---- Data lines

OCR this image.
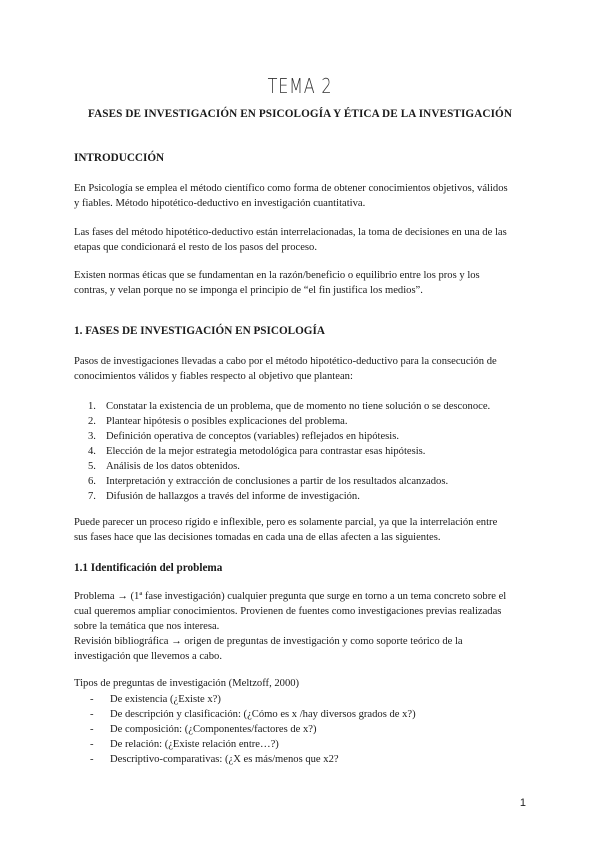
TEMA 2
FASES DE INVESTIGACIÓN EN PSICOLOGÍA Y ÉTICA DE LA INVESTIGACIÓN
INTRODUCCIÓN

En Psicología se emplea el método científico como forma de obtener conocimientos objetivos, válidos
y fiables. Método hipotético-deductivo en investigación cuantitativa.

Las fases del método hipotético-deductivo están interrelacionadas, la toma de decisiones en una de las
etapas que condicionará el resto de los pasos del proceso.

Existen normas éticas que se fundamentan en la razón/beneficio o equilibrio entre los pros y los
contras, y velan porque no se imponga el principio de “el fin justifica los medios”.

1. FASES DE INVESTIGACIÓN EN PSICOLOGÍA

Pasos de investigaciones llevadas a cabo por el método hipotético-deductivo para la consecución de
conocimientos válidos y fiables respecto al objetivo que plantean:

1. Constatar la existencia de un problema, que de momento no tiene solución o se desconoce.
2. Plantear hipótesis o posibles explicaciones del problema.
3. Definición operativa de conceptos (variables) reflejados en hipótesis.
4. Elección de la mejor estrategia metodológica para contrastar esas hipótesis.
5. Análisis de los datos obtenidos.
6. Interpretación y extracción de conclusiones a partir de los resultados alcanzados.
7. Difusión de hallazgos a través del informe de investigación.

Puede parecer un proceso rígido e inflexible, pero es solamente parcial, ya que la interrelación entre
sus fases hace que las decisiones tomadas en cada una de ellas afecten a las siguientes.

1.1 Identificación del problema

Problema → (1ª fase investigación) cualquier pregunta que surge en torno a un tema concreto sobre el
cual queremos ampliar conocimientos. Provienen de fuentes como investigaciones previas realizadas
sobre la temática que nos interesa.
Revisión bibliográfica → origen de preguntas de investigación y como soporte teórico de la
investigación que llevemos a cabo.

Tipos de preguntas de investigación (Meltzoff, 2000)

- De existencia (¿Existe x?)
- De descripción y clasificación: (¿Cómo es x /hay diversos grados de x?)
- De composición: (¿Componentes/factores de x?)
- De relación: (¿Existe relación entre…?)
- Descriptivo-comparativas: (¿X es más/menos que x2?
1
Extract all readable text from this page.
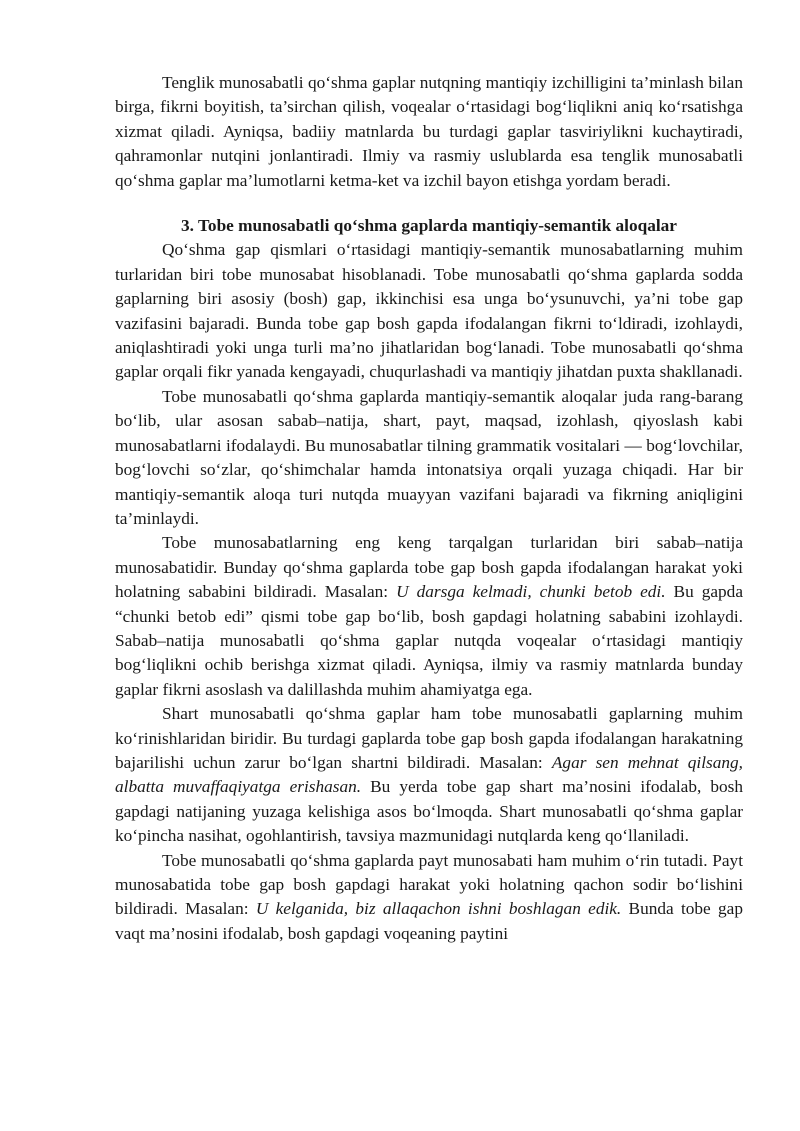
Tenglik munosabatli qo‘shma gaplar nutqning mantiqiy izchilligini ta’minlash bilan birga, fikrni boyitish, ta’sirchan qilish, voqealar o‘rtasidagi bog‘liqlikni aniq ko‘rsatishga xizmat qiladi. Ayniqsa, badiiy matnlarda bu turdagi gaplar tasviriylikni kuchaytiradi, qahramonlar nutqini jonlantiradi. Ilmiy va rasmiy uslublarda esa tenglik munosabatli qo‘shma gaplar ma’lumotlarni ketma-ket va izchil bayon etishga yordam beradi.

3. Tobe munosabatli qo‘shma gaplarda mantiqiy-semantik aloqalar

Qo‘shma gap qismlari o‘rtasidagi mantiqiy-semantik munosabatlarning muhim turlaridan biri tobe munosabat hisoblanadi. Tobe munosabatli qo‘shma gaplarda sodda gaplarning biri asosiy (bosh) gap, ikkinchisi esa unga bo‘ysunuvchi, ya’ni tobe gap vazifasini bajaradi. Bunda tobe gap bosh gapda ifodalangan fikrni to‘ldiradi, izohlaydi, aniqlashtiradi yoki unga turli ma’no jihatlaridan bog‘lanadi. Tobe munosabatli qo‘shma gaplar orqali fikr yanada kengayadi, chuqurlashadi va mantiqiy jihatdan puxta shakllanadi.

Tobe munosabatli qo‘shma gaplarda mantiqiy-semantik aloqalar juda rang-barang bo‘lib, ular asosan sabab–natija, shart, payt, maqsad, izohlash, qiyoslash kabi munosabatlarni ifodalaydi. Bu munosabatlar tilning grammatik vositalari — bog‘lovchilar, bog‘lovchi so‘zlar, qo‘shimchalar hamda intonatsiya orqali yuzaga chiqadi. Har bir mantiqiy-semantik aloqa turi nutqda muayyan vazifani bajaradi va fikrning aniqligini ta’minlaydi.

Tobe munosabatlarning eng keng tarqalgan turlaridan biri sabab–natija munosabatidir. Bunday qo‘shma gaplarda tobe gap bosh gapda ifodalangan harakat yoki holatning sababini bildiradi. Masalan: U darsga kelmadi, chunki betob edi. Bu gapda “chunki betob edi” qismi tobe gap bo‘lib, bosh gapdagi holatning sababini izohlaydi. Sabab–natija munosabatli qo‘shma gaplar nutqda voqealar o‘rtasidagi mantiqiy bog‘liqlikni ochib berishga xizmat qiladi. Ayniqsa, ilmiy va rasmiy matnlarda bunday gaplar fikrni asoslash va dalillashda muhim ahamiyatga ega.

Shart munosabatli qo‘shma gaplar ham tobe munosabatli gaplarning muhim ko‘rinishlaridan biridir. Bu turdagi gaplarda tobe gap bosh gapda ifodalangan harakatning bajarilishi uchun zarur bo‘lgan shartni bildiradi. Masalan: Agar sen mehnat qilsang, albatta muvaffaqiyatga erishasan. Bu yerda tobe gap shart ma’nosini ifodalab, bosh gapdagi natijaning yuzaga kelishiga asos bo‘lmoqda. Shart munosabatli qo‘shma gaplar ko‘pincha nasihat, ogohlantirish, tavsiya mazmunidagi nutqlarda keng qo‘llaniladi.

Tobe munosabatli qo‘shma gaplarda payt munosabati ham muhim o‘rin tutadi. Payt munosabatida tobe gap bosh gapdagi harakat yoki holatning qachon sodir bo‘lishini bildiradi. Masalan: U kelganida, biz allaqachon ishni boshlagan edik. Bunda tobe gap vaqt ma’nosini ifodalab, bosh gapdagi voqeaning paytini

--------

▶ Stated exercise
Gather all the lines that include the word "cabo" and copy them out.

▶ Task result
Pasos de investigaciones llevadas a cabo por el método hipotético-deductivo para la consecución de
investigación que llevemos a cabo.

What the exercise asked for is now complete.